__Stated problem__
Determine which lines contain the word "current", then copy those lines.

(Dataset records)
+--
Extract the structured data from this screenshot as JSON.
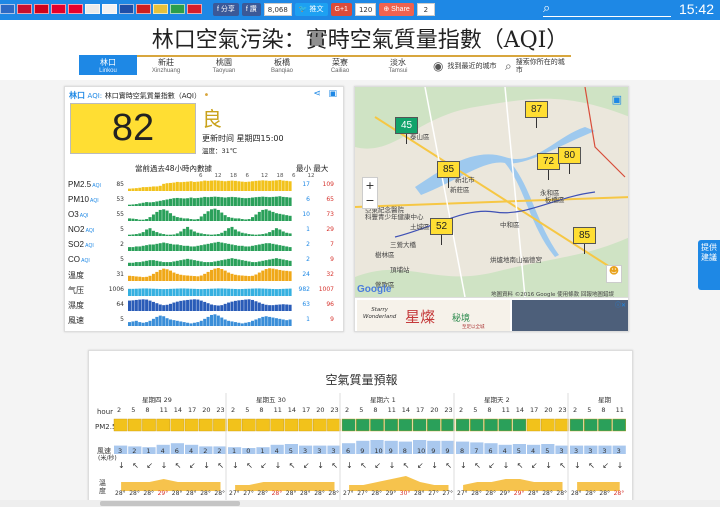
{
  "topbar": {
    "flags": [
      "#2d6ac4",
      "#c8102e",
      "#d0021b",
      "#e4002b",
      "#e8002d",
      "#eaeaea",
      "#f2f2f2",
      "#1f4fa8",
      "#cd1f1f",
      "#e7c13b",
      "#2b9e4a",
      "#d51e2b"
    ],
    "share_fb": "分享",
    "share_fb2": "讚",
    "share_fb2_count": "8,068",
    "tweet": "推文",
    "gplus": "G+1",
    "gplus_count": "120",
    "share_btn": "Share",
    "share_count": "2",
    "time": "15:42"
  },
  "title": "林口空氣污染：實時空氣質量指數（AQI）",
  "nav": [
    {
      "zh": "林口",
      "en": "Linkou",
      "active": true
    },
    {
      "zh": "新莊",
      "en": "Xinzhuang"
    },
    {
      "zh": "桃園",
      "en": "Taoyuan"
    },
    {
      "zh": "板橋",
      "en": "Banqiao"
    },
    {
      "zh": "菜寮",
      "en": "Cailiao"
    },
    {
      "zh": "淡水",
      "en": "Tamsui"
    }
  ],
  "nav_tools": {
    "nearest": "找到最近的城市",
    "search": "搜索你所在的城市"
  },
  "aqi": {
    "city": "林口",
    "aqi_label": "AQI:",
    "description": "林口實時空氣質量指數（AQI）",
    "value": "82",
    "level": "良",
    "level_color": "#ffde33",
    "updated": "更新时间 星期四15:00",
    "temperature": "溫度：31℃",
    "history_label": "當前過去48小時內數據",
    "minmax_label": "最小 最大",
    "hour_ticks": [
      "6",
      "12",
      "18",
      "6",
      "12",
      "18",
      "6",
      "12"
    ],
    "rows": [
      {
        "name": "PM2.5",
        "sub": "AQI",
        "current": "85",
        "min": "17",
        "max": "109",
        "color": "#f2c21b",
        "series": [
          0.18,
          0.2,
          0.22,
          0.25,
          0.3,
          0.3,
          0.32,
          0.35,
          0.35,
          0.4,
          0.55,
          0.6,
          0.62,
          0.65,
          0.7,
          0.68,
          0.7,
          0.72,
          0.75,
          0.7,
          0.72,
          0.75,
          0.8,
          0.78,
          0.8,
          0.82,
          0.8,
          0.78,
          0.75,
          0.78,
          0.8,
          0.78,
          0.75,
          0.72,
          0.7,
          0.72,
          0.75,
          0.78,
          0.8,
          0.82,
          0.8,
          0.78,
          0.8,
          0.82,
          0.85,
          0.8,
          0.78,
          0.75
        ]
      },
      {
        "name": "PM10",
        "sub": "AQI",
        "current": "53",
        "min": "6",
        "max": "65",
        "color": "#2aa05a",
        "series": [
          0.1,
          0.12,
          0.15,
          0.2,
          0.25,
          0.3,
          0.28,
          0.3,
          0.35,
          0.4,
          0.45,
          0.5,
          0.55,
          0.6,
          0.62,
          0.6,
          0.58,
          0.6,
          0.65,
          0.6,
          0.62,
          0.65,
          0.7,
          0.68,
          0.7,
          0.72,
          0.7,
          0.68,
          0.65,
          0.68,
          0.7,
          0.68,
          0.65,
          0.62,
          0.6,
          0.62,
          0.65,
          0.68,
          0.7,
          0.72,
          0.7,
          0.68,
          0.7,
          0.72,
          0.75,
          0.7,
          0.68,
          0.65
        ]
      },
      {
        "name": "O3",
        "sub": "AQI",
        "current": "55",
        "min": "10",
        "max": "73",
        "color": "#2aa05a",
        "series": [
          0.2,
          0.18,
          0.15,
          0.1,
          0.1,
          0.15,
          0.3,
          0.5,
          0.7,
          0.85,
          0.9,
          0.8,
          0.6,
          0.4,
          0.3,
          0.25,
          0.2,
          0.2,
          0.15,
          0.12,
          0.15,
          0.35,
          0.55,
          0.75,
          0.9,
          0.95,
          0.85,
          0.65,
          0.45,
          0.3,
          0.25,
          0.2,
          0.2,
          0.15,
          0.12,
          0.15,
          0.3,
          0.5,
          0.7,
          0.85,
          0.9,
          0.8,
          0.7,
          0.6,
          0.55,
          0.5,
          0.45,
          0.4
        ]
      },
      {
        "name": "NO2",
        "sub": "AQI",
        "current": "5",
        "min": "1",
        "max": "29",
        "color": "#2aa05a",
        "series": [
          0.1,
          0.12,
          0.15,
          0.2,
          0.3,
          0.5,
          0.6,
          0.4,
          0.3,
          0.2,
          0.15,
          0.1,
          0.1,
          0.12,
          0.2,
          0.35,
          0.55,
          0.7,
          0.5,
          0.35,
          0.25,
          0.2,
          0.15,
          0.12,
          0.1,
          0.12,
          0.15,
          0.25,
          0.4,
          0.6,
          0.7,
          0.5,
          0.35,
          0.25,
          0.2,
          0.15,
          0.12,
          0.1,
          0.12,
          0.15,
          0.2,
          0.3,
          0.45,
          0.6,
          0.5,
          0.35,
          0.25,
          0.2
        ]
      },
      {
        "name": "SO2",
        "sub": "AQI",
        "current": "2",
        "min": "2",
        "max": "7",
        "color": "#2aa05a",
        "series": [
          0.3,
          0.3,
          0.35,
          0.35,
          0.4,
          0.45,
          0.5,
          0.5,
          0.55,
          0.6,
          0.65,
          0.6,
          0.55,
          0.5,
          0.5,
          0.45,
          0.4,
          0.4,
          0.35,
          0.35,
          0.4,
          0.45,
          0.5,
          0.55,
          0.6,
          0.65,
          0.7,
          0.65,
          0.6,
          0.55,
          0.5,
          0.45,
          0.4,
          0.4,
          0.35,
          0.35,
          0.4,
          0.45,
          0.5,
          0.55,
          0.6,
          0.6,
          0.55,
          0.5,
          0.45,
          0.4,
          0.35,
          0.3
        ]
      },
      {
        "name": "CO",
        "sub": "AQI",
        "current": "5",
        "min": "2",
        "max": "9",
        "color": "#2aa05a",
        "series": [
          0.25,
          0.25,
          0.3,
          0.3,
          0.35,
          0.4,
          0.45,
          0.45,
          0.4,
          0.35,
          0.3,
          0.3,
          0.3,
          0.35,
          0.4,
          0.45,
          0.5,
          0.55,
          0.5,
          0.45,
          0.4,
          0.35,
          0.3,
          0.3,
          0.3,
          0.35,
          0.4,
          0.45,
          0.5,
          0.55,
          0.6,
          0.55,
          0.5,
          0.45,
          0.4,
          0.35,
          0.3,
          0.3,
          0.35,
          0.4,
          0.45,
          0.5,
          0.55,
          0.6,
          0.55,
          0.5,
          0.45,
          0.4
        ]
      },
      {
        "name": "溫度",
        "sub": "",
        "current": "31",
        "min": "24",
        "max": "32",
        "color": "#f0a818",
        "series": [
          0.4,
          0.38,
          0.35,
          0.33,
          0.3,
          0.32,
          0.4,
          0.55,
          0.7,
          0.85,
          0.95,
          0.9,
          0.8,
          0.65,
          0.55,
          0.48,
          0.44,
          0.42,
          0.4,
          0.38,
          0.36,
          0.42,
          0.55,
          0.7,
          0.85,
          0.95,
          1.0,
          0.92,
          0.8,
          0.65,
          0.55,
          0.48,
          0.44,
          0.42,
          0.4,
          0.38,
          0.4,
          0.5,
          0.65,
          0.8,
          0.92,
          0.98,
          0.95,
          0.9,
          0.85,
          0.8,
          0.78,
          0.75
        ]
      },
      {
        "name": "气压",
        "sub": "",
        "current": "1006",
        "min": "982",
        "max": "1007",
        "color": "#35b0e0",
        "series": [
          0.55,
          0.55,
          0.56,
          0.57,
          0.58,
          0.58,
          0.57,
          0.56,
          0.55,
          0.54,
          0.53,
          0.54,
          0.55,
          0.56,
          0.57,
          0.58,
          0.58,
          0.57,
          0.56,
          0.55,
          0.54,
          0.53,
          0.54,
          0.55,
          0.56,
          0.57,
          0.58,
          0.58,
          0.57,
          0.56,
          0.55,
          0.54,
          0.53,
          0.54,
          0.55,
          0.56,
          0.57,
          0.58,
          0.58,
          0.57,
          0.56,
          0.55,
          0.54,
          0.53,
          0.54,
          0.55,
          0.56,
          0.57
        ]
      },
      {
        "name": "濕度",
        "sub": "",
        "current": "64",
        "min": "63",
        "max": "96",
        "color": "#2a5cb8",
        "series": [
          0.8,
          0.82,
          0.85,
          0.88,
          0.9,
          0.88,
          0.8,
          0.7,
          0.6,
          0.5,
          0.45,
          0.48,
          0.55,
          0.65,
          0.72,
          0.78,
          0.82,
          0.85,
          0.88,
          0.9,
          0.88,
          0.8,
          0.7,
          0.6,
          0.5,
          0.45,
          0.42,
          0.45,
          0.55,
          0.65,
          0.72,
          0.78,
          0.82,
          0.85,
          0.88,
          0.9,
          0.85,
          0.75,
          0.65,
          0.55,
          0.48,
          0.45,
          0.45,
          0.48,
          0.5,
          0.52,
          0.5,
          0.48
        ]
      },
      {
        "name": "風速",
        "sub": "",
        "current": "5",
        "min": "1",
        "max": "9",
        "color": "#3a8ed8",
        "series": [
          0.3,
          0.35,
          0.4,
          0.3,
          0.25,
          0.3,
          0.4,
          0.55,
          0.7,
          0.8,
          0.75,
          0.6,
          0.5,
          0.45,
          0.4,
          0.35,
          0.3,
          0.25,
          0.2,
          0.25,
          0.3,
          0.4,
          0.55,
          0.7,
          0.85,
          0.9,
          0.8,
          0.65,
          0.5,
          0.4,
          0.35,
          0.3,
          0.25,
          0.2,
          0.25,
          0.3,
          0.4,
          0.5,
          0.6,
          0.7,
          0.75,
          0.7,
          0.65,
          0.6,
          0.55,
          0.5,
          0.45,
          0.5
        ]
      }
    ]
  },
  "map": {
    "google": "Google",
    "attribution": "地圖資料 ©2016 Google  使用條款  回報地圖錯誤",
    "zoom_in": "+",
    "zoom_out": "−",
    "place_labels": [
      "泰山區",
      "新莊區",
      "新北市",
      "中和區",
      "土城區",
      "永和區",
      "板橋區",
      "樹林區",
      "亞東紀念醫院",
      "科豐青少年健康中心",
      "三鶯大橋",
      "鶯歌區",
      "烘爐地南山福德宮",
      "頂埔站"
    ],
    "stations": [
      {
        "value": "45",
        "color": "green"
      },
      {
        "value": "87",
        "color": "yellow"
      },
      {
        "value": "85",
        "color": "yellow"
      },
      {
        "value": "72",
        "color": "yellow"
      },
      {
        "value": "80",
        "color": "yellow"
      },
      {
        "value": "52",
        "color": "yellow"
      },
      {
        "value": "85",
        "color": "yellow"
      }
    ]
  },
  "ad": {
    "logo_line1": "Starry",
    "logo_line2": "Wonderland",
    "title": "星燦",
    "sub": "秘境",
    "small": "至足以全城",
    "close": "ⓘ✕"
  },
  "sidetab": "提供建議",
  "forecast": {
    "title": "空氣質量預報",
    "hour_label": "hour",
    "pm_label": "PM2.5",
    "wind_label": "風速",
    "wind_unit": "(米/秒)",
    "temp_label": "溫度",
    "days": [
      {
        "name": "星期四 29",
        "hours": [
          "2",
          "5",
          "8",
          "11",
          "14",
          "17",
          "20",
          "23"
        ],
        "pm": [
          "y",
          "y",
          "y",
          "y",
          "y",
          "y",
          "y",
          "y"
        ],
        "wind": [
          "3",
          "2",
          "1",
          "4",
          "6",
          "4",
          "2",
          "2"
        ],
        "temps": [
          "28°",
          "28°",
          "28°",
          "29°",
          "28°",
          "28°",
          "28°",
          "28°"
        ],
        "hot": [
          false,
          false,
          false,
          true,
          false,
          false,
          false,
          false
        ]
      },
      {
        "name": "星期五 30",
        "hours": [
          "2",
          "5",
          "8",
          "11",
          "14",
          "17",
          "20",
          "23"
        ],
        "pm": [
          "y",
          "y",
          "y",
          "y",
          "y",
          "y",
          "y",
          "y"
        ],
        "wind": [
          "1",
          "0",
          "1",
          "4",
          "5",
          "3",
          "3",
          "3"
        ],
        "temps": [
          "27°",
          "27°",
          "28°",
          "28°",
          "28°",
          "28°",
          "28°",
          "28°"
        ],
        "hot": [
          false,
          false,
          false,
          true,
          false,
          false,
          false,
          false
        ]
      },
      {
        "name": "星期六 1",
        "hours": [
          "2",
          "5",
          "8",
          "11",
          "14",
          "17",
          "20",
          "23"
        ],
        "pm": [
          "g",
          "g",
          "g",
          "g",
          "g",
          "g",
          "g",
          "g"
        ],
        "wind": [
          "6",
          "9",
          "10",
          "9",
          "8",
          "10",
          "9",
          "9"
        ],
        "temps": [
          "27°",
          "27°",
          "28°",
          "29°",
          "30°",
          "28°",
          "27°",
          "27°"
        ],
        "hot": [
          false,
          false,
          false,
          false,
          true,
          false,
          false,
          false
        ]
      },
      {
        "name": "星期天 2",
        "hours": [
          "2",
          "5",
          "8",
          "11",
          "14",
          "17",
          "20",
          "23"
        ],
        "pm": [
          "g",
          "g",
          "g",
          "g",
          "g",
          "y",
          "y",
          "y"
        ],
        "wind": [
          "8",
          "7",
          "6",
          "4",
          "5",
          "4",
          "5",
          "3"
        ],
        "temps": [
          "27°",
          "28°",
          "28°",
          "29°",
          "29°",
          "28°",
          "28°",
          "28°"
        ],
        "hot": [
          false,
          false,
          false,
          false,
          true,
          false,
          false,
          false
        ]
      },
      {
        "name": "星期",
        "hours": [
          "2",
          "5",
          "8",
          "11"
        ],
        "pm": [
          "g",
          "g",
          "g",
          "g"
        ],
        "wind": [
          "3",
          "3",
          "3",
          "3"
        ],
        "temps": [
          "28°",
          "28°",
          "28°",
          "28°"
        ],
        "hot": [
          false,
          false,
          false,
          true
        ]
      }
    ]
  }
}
+--
__Response to this task__
        "current": "85",
        "current": "53",
        "current": "55",
        "current": "5",
        "current": "2",
        "current": "5",
        "current": "31",
        "current": "1006",
        "current": "64",
        "current": "5",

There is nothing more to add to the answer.